» What you should do:
Copy each line of the data below with the word "into".

» Stored rows:
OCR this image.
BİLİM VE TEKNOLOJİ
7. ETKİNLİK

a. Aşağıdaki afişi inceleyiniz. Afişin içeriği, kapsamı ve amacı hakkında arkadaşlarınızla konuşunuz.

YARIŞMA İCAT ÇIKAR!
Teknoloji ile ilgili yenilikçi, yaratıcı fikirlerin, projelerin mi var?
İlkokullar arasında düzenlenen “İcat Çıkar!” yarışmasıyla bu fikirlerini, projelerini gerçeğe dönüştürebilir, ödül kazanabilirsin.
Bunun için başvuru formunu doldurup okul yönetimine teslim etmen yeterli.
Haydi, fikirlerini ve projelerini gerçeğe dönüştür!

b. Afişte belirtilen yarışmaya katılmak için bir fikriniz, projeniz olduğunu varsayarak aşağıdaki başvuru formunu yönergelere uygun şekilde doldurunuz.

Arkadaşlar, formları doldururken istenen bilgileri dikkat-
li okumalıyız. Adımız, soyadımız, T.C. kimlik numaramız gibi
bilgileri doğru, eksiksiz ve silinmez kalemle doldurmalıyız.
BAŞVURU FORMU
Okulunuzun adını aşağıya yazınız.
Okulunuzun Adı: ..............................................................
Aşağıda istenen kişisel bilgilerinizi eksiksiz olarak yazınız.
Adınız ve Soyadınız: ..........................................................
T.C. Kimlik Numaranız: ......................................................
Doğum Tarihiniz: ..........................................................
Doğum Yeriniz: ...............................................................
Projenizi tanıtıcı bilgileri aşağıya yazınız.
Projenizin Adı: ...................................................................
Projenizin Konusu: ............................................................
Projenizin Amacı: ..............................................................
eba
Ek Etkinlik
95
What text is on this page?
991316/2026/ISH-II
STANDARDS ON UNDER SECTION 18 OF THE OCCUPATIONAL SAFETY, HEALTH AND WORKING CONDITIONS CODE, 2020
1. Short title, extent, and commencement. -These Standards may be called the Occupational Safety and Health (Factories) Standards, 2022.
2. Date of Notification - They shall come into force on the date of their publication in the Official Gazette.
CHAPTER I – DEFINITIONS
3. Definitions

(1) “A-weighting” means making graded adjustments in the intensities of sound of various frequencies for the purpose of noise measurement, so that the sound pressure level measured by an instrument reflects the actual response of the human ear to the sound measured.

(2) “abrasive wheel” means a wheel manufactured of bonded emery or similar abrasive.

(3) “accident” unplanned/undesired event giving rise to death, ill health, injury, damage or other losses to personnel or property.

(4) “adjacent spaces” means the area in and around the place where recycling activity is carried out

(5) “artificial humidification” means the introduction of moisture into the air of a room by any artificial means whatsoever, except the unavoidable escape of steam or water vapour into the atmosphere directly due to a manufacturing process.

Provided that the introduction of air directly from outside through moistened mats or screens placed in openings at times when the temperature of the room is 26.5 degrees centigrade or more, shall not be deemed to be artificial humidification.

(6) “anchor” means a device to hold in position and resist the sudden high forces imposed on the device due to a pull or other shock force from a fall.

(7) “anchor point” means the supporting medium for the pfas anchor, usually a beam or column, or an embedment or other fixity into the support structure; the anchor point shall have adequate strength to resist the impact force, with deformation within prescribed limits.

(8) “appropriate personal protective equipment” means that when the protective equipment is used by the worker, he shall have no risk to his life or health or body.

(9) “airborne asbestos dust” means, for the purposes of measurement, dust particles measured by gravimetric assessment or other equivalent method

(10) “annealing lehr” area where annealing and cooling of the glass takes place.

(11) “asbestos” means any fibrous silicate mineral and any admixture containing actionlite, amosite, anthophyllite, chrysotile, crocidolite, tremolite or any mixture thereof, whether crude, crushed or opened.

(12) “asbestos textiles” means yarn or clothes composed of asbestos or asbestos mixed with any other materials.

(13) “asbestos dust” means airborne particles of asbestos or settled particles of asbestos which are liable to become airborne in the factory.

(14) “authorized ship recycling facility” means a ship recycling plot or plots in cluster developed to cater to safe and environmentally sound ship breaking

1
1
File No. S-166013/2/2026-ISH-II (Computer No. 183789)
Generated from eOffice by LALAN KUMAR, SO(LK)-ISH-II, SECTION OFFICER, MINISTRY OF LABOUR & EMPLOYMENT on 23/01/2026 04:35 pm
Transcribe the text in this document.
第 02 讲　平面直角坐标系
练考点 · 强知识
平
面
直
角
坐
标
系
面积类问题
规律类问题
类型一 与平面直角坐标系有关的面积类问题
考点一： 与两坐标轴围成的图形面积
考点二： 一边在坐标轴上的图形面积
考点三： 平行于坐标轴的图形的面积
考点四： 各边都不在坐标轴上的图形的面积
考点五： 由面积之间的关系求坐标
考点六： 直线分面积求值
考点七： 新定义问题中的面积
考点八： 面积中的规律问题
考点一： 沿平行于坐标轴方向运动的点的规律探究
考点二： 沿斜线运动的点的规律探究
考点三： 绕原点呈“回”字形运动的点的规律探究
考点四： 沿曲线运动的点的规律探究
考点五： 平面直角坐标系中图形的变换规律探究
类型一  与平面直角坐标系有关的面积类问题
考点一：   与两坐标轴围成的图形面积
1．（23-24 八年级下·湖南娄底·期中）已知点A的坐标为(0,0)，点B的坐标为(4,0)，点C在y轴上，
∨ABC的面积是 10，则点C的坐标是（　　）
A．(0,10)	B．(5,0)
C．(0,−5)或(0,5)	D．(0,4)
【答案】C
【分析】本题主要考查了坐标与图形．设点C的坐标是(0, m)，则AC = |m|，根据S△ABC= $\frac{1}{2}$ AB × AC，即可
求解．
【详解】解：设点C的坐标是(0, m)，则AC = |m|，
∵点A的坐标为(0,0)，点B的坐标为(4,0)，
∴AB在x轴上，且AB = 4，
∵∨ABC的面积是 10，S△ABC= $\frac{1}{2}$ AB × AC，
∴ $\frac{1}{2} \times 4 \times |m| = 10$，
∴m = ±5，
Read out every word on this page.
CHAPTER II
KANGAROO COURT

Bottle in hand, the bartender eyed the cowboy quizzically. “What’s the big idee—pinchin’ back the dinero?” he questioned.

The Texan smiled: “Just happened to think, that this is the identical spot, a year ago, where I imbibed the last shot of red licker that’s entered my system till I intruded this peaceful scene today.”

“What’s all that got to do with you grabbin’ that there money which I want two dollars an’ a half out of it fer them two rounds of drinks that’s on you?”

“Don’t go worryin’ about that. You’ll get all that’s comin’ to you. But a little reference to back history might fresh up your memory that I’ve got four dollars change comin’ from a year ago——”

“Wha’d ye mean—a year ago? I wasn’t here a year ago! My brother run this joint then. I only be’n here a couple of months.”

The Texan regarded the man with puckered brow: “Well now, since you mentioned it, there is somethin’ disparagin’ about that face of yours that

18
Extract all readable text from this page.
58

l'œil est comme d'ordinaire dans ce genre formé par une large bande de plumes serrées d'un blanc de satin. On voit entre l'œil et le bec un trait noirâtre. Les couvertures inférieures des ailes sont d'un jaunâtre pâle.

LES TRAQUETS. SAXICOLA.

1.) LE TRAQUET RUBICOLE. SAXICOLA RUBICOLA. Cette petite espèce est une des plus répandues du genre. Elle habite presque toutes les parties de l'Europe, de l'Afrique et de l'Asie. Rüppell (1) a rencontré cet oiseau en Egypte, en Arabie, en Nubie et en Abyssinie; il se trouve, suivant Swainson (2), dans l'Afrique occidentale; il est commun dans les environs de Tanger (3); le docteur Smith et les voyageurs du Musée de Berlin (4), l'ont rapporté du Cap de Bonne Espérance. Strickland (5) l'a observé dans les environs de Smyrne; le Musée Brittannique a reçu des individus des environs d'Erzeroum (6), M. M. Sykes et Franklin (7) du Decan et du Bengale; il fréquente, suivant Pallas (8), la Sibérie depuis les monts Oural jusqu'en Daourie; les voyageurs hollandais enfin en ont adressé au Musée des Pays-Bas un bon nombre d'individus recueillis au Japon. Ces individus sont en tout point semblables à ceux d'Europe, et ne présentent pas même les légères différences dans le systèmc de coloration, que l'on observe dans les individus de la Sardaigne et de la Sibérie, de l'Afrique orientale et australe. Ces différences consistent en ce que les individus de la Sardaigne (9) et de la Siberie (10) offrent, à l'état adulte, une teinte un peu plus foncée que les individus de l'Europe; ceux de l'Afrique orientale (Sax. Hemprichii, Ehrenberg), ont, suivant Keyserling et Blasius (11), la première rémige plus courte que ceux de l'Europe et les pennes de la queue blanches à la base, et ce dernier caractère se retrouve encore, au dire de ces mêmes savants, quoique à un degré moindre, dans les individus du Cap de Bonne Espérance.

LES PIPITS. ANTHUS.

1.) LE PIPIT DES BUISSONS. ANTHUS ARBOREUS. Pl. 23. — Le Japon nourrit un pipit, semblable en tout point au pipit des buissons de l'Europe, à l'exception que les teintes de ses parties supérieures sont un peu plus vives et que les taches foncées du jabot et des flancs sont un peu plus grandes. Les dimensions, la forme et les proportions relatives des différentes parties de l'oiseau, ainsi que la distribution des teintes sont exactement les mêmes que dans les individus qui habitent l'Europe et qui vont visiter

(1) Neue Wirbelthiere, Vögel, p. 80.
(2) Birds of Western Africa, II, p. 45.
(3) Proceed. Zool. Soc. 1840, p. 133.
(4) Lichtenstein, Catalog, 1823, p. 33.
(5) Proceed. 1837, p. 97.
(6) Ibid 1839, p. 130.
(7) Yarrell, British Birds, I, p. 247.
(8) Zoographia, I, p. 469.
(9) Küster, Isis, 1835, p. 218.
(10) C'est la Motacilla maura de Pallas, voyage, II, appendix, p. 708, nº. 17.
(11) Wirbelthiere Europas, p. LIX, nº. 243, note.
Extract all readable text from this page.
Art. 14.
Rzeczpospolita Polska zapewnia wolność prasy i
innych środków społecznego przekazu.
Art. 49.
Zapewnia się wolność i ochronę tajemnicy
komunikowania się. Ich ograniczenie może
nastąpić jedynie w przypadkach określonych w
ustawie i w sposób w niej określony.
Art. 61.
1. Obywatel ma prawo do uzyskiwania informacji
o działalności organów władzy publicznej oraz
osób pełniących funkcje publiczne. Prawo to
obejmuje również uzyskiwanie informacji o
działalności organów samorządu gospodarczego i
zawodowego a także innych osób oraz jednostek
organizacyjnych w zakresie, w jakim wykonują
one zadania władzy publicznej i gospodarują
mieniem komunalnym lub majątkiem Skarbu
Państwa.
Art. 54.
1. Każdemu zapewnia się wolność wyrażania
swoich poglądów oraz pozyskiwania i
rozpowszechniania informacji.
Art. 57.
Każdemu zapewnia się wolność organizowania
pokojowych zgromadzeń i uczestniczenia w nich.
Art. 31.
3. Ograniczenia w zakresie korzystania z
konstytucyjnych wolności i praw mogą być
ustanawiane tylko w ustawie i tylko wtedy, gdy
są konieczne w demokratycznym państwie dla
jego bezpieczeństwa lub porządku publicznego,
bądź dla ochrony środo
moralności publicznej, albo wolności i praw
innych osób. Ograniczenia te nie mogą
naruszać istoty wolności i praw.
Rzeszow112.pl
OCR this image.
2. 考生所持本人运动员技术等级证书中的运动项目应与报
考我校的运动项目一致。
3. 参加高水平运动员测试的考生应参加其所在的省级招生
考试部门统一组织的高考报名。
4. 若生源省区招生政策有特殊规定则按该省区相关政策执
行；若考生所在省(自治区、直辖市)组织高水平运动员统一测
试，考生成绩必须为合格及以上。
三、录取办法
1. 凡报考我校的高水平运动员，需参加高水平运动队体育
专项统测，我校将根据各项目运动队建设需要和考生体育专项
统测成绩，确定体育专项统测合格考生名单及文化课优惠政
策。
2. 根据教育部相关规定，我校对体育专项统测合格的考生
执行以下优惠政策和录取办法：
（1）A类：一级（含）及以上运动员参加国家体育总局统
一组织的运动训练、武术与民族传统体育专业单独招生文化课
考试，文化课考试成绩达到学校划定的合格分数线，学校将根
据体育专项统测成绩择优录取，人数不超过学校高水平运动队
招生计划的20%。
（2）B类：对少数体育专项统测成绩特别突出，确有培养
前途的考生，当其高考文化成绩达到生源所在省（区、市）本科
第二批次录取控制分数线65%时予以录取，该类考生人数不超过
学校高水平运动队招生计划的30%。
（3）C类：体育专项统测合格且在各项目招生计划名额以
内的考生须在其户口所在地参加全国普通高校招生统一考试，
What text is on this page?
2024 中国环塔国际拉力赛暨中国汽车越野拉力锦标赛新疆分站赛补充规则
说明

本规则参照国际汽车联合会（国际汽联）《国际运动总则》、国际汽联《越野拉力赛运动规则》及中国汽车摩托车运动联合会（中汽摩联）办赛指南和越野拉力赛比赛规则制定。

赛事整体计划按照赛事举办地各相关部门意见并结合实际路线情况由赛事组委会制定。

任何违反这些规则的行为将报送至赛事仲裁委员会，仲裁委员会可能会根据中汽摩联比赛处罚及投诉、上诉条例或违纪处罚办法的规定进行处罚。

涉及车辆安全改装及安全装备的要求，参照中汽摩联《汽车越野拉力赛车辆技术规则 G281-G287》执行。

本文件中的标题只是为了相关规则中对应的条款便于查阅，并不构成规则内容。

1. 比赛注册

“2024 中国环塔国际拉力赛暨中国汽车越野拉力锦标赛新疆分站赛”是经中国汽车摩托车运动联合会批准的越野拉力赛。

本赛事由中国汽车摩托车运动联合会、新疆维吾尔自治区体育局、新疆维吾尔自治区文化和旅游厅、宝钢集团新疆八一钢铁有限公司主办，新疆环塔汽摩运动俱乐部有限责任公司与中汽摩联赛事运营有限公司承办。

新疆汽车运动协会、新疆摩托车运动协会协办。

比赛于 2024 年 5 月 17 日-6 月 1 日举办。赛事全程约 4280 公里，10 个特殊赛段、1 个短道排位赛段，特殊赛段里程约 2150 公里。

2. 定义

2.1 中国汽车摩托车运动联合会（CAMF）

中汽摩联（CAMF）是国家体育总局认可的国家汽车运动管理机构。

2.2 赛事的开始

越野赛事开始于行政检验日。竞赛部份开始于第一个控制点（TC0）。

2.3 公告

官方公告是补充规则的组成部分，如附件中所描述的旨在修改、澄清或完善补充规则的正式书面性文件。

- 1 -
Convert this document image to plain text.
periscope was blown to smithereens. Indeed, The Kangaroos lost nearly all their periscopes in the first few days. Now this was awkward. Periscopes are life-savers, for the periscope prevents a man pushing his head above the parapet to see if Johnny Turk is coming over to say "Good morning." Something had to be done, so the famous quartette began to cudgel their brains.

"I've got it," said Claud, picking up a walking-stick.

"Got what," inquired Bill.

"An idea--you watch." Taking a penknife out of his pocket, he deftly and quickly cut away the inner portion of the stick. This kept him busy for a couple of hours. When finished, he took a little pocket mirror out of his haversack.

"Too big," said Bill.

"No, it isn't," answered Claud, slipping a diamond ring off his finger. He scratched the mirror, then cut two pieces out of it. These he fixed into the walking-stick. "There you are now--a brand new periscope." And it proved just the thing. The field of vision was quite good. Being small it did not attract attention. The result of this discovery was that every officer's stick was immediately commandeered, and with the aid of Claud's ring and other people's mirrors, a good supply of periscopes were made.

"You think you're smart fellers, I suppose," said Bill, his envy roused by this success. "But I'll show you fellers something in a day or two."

» Full response:
2. Date of Notification - They shall come into force on the date of their publication in the Official Gazette.
(5) “artificial humidification” means the introduction of moisture into the air of a room by any artificial means whatsoever, except the unavoidable escape of steam or water vapour into the atmosphere directly due to a manufacturing process.
(7) “anchor point” means the supporting medium for the pfas anchor, usually a beam or column, or an embedment or other fixity into the support structure; the anchor point shall have adequate strength to resist the impact force, with deformation within prescribed limits.
"No, it isn't," answered Claud, slipping a diamond ring off his finger. He scratched the mirror, then cut two pieces out of it. These he fixed into the walking-stick. "There you are now--a brand new periscope." And it proved just the thing. The field of vision was quite good. Being small it did not attract attention. The result of this discovery was that every officer's stick was immediately commandeered, and with the aid of Claud's ring and other people's mirrors, a good supply of periscopes were made.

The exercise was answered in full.